The transitional kinetics between open and closed Rep structures can be tuned by salt via two intermediate states

DNA helicases undergo conformational changes; however, their structural dynamics are poorly understood. Here, we study single molecules of the superfamily 1A DNA helicase Rep, which undergoes conformational transitions during bacterial DNA replication, repair, and recombination. We use time-correlated single-photon counting (TCSPC), fluorescence correlation spectroscopy (FCS), rapid single-molecule Förster resonance energy transfer (smFRET), Anti-Brownian ELectrokinetic (ABEL) trapping, and molecular dynamics simulations (MDS) to provide unparalleled temporal and spatial resolution of Rep’s domain movements. We detect four states revealing two hitherto hidden intermediates (S2, S3), between the open (S1) and closed (S4) structures, whose stability is salt dependent. Rep’s open-to-closed switch involves multiple changes to all four subdomains 1A, 1B, 2A, and 2B along the S1→S2→S3→S4 transitional pathway comprising an initial truncated swing of 2B, which then rolls across the 1B surface, followed by combined rotations of 1B, 2A, and 2B. High forward and reverse rates for S1→S2 suggest that 1B may act to frustrate 2B movement to prevent premature Rep closure in the absence of DNA. These observations support a more general binding model for accessory DNA helicases that utilises conformational plasticity to explore a multiplicity of structures whose landscape can be tuned by salt prior to locking in upon DNA binding.

Data extracts:
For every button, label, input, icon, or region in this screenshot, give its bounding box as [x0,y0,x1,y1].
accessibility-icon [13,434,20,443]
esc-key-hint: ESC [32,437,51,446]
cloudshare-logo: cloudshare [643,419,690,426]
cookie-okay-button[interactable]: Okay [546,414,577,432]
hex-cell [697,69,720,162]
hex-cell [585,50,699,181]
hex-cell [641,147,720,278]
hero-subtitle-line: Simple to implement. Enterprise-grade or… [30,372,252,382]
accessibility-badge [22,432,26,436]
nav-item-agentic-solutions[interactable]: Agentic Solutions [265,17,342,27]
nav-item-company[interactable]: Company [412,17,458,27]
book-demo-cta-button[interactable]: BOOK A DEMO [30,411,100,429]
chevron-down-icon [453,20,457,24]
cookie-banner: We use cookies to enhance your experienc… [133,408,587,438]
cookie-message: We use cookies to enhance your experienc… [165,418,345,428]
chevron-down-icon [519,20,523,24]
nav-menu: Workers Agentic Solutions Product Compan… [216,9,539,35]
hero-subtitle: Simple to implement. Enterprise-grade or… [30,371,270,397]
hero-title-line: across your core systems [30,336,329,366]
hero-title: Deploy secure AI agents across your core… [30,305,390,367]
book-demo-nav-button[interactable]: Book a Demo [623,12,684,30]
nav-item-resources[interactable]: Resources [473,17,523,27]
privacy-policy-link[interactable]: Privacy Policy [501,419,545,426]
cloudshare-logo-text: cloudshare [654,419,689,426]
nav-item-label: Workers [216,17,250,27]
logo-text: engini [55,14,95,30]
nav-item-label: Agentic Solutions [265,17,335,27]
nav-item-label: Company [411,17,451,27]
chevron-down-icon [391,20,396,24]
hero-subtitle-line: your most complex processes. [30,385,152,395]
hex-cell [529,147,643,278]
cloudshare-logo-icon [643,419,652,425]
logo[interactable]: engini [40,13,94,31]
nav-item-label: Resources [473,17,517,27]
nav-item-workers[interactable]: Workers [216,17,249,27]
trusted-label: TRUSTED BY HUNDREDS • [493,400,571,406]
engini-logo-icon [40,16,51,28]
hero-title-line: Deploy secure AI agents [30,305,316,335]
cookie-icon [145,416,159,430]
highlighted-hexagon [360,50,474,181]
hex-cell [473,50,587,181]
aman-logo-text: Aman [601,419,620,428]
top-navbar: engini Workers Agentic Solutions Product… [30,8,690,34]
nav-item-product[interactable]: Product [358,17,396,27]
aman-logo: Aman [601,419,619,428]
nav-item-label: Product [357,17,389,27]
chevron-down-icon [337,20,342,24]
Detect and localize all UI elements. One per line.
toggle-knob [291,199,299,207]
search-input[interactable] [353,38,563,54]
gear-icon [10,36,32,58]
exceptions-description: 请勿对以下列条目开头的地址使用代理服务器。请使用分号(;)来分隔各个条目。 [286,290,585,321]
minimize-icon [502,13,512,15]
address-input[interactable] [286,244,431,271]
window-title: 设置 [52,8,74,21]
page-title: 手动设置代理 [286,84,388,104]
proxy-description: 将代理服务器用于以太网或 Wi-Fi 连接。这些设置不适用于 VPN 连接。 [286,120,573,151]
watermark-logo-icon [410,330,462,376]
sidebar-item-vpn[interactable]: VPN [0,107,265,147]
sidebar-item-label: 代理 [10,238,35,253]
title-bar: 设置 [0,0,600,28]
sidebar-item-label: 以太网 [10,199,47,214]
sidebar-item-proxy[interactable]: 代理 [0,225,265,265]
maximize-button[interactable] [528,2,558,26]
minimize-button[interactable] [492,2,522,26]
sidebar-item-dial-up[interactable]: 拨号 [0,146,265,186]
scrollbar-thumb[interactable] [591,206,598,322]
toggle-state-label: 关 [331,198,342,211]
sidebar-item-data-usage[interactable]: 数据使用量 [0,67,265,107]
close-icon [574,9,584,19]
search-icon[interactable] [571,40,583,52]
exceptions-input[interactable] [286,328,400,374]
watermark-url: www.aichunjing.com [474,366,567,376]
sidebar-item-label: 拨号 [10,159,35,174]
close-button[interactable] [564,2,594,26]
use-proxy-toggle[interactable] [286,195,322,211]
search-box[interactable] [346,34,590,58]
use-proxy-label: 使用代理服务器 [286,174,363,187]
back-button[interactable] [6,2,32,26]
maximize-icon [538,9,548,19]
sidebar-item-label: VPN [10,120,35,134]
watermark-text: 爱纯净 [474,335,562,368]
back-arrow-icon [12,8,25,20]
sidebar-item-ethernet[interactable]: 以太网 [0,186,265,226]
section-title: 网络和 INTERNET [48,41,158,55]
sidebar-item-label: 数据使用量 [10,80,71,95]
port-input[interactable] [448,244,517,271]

Required action: Please list every experimental or computational method that the Rep helicase passage says was used to study Rep's domain movements.

Result for this task:
- Time-correlated single-photon counting (TCSPC)
- Fluorescence correlation spectroscopy (FCS)
- Rapid single-molecule Förster resonance energy transfer (smFRET)
- Anti-Brownian ELectrokinetic (ABEL) trapping
- Molecular dynamics simulations (MDS)